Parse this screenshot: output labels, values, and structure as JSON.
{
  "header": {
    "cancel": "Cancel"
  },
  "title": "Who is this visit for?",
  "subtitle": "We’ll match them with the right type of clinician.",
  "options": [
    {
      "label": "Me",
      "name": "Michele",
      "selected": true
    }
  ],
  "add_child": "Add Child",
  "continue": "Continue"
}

======

* _What is required_:
Write out every entry exactly as given.

* _Result of this exercise_:
Parse this screenshot: output labels, values, and structure as JSON.
{
  "header": {
    "cancel": "Cancel"
  },
  "title": "Who is this visit for?",
  "subtitle": "We’ll match them with the right type of clinician.",
  "options": [
    {
      "label": "Me",
      "name": "Michele",
      "selected": true
    }
  ],
  "add_child": "Add Child",
  "continue": "Continue"
}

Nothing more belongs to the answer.